◆ Given data
+++++

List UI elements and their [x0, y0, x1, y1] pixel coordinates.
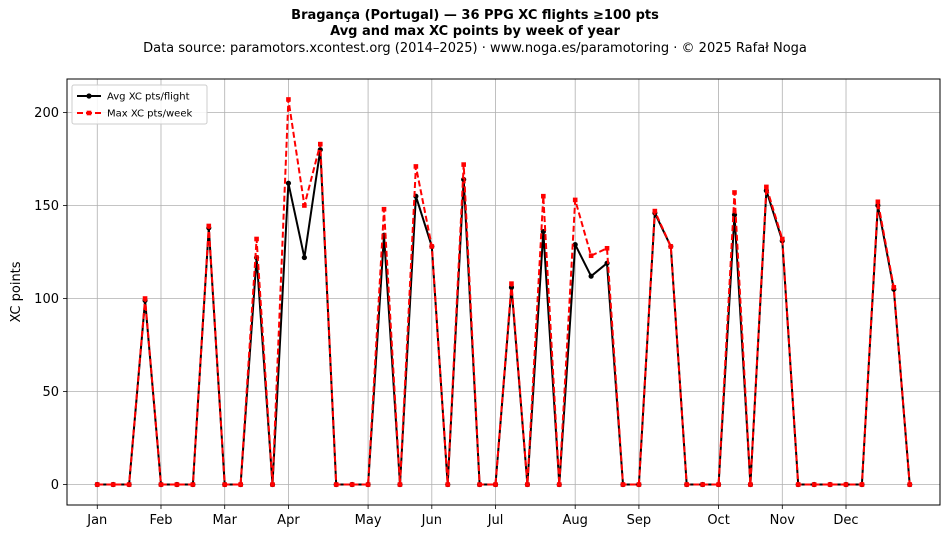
y-tick-label: 50 [42, 385, 59, 400]
max-data-point [716, 482, 721, 487]
legend-avg-marker [86, 93, 92, 99]
max-data-point [238, 482, 243, 487]
legend-max-marker [86, 110, 92, 116]
max-data-point [365, 482, 371, 487]
max-data-point [907, 482, 913, 487]
max-data-point [110, 482, 116, 487]
x-tick-label: Nov [770, 513, 796, 528]
chart-title-line-2: Avg and max XC points by week of year [330, 24, 620, 39]
x-tick-label: Oct [707, 513, 729, 528]
legend-box [71, 84, 208, 125]
max-data-point [620, 482, 626, 487]
max-data-point [684, 482, 690, 487]
max-data-point [795, 482, 801, 487]
avg-data-point [285, 180, 292, 186]
plot-frame [66, 78, 941, 506]
x-tick-label: Jul [487, 513, 504, 528]
max-data-point [190, 482, 196, 487]
max-data-point [254, 236, 259, 242]
y-tick-label: 200 [34, 106, 59, 121]
y-tick-label: 150 [34, 199, 59, 214]
max-data-point [477, 482, 482, 487]
max-data-point [302, 203, 307, 208]
max-data-point [270, 482, 275, 487]
avg-data-point [588, 273, 594, 279]
max-series-line [97, 98, 911, 486]
max-data-point [732, 190, 737, 195]
max-data-point [811, 482, 817, 487]
x-tick-label: Apr [277, 513, 300, 528]
max-data-point [556, 482, 562, 487]
avg-data-point [301, 254, 307, 261]
max-data-point [349, 482, 355, 487]
max-data-point [588, 253, 594, 259]
max-data-point [333, 482, 339, 487]
max-data-point [397, 482, 403, 487]
x-tick-label: Dec [833, 513, 858, 528]
max-data-point [509, 281, 514, 286]
max-data-point [700, 482, 705, 487]
x-tick-label: Jun [421, 513, 442, 528]
max-data-point [206, 223, 212, 229]
max-data-point [142, 296, 148, 301]
y-tick-label: 100 [34, 292, 59, 307]
grid-lines [67, 79, 940, 505]
x-tick-label: Aug [562, 513, 587, 528]
max-data-point [493, 482, 498, 487]
max-data-point [748, 482, 753, 487]
y-tick-label: 0 [51, 478, 59, 493]
max-data-point [859, 482, 865, 487]
max-data-point [843, 482, 849, 487]
max-data-point [126, 482, 132, 487]
max-data-point [174, 482, 180, 487]
max-data-point [286, 97, 291, 102]
max-data-point [525, 482, 530, 487]
max-data-point [875, 199, 881, 205]
max-data-point [827, 482, 833, 487]
max-data-point [94, 482, 100, 487]
max-data-point [381, 206, 387, 212]
legend: Avg XC pts/flight Max XC pts/week [71, 84, 208, 125]
max-data-point [636, 482, 642, 487]
avg-data-point [572, 241, 578, 248]
max-data-point [652, 208, 658, 214]
max-data-point [317, 141, 323, 147]
max-data-point [541, 193, 546, 199]
max-data-point [445, 482, 451, 487]
max-data-point [413, 164, 419, 169]
x-tick-label: Feb [149, 513, 172, 528]
x-tick-label: Sep [627, 513, 652, 528]
max-data-point [461, 162, 466, 167]
max-data-point [764, 184, 769, 190]
avg-data-point [508, 284, 515, 290]
legend-max-label: Max XC pts/week [107, 109, 192, 120]
max-data-point [222, 482, 228, 487]
legend-avg-label: Avg XC pts/flight [107, 92, 190, 103]
max-data-point [779, 236, 785, 242]
y-axis-label: XC points [9, 261, 24, 322]
max-data-point [604, 245, 610, 251]
chart-title-block: Bragança (Portugal) — 36 PPG XC flights … [0, 8, 950, 57]
chart-title-line-1: Bragança (Portugal) — 36 PPG XC flights … [291, 8, 659, 23]
max-data-point [572, 197, 578, 203]
chart-subtitle: Data source: paramotors.xcontest.org (20… [143, 41, 807, 56]
max-data-point [891, 285, 897, 290]
x-tick-label: Mar [212, 513, 237, 528]
max-data-point [429, 244, 435, 249]
series-avg-xc [94, 147, 913, 488]
series-max-xc [94, 97, 913, 487]
x-tick-label: May [355, 513, 382, 528]
x-tick-label: Jan [86, 513, 107, 528]
max-data-point [668, 244, 674, 249]
max-data-point [158, 482, 164, 487]
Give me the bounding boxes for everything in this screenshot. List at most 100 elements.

+++++

Reproduce every line of the items above word for word, leaving out the pictures.

◆ Answer
List UI elements and their [x0, y0, x1, y1] pixel coordinates.
y-tick-label: 50 [42, 385, 59, 400]
max-data-point [716, 482, 721, 487]
legend-avg-marker [86, 93, 92, 99]
max-data-point [238, 482, 243, 487]
legend-max-marker [86, 110, 92, 116]
max-data-point [365, 482, 371, 487]
max-data-point [907, 482, 913, 487]
max-data-point [110, 482, 116, 487]
x-tick-label: Nov [770, 513, 796, 528]
chart-title-line-2: Avg and max XC points by week of year [330, 24, 620, 39]
x-tick-label: Oct [707, 513, 729, 528]
legend-box [71, 84, 208, 125]
max-data-point [620, 482, 626, 487]
max-data-point [684, 482, 690, 487]
max-data-point [795, 482, 801, 487]
avg-data-point [285, 180, 292, 186]
plot-frame [66, 78, 941, 506]
x-tick-label: Jul [487, 513, 504, 528]
max-data-point [190, 482, 196, 487]
max-data-point [254, 236, 259, 242]
y-tick-label: 200 [34, 106, 59, 121]
y-tick-label: 150 [34, 199, 59, 214]
max-data-point [477, 482, 482, 487]
max-data-point [302, 203, 307, 208]
max-data-point [270, 482, 275, 487]
avg-data-point [588, 273, 594, 279]
max-series-line [97, 98, 911, 486]
max-data-point [732, 190, 737, 195]
max-data-point [811, 482, 817, 487]
x-tick-label: Apr [277, 513, 300, 528]
max-data-point [556, 482, 562, 487]
avg-data-point [301, 254, 307, 261]
max-data-point [349, 482, 355, 487]
max-data-point [588, 253, 594, 259]
max-data-point [333, 482, 339, 487]
max-data-point [397, 482, 403, 487]
x-tick-label: Dec [833, 513, 858, 528]
max-data-point [509, 281, 514, 286]
max-data-point [700, 482, 705, 487]
x-tick-label: Jun [421, 513, 442, 528]
max-data-point [206, 223, 212, 229]
max-data-point [142, 296, 148, 301]
y-tick-label: 100 [34, 292, 59, 307]
grid-lines [67, 79, 940, 505]
x-tick-label: Aug [562, 513, 587, 528]
max-data-point [493, 482, 498, 487]
max-data-point [748, 482, 753, 487]
y-tick-label: 0 [51, 478, 59, 493]
max-data-point [859, 482, 865, 487]
max-data-point [843, 482, 849, 487]
max-data-point [126, 482, 132, 487]
max-data-point [174, 482, 180, 487]
max-data-point [286, 97, 291, 102]
max-data-point [525, 482, 530, 487]
max-data-point [875, 199, 881, 205]
max-data-point [827, 482, 833, 487]
max-data-point [94, 482, 100, 487]
max-data-point [381, 206, 387, 212]
legend: Avg XC pts/flight Max XC pts/week [71, 84, 208, 125]
max-data-point [636, 482, 642, 487]
avg-data-point [572, 241, 578, 248]
max-data-point [652, 208, 658, 214]
max-data-point [317, 141, 323, 147]
max-data-point [541, 193, 546, 199]
max-data-point [445, 482, 451, 487]
max-data-point [413, 164, 419, 169]
x-tick-label: Feb [149, 513, 172, 528]
x-tick-label: Sep [627, 513, 652, 528]
max-data-point [461, 162, 466, 167]
max-data-point [764, 184, 769, 190]
avg-data-point [508, 284, 515, 290]
legend-max-label: Max XC pts/week [107, 109, 192, 120]
max-data-point [222, 482, 228, 487]
legend-avg-label: Avg XC pts/flight [107, 92, 190, 103]
max-data-point [779, 236, 785, 242]
y-axis-label: XC points [9, 261, 24, 322]
max-data-point [604, 245, 610, 251]
chart-title-block: Bragança (Portugal) — 36 PPG XC flights … [0, 8, 950, 57]
chart-title-line-1: Bragança (Portugal) — 36 PPG XC flights … [291, 8, 659, 23]
max-data-point [572, 197, 578, 203]
chart-subtitle: Data source: paramotors.xcontest.org (20… [143, 41, 807, 56]
max-data-point [891, 285, 897, 290]
x-tick-label: Mar [212, 513, 237, 528]
max-data-point [429, 244, 435, 249]
series-avg-xc [94, 147, 913, 488]
series-max-xc [94, 97, 913, 487]
x-tick-label: May [355, 513, 382, 528]
x-tick-label: Jan [86, 513, 107, 528]
max-data-point [668, 244, 674, 249]
max-data-point [158, 482, 164, 487]
Give me the bounding boxes for everything in this screenshot. List at most 100 elements.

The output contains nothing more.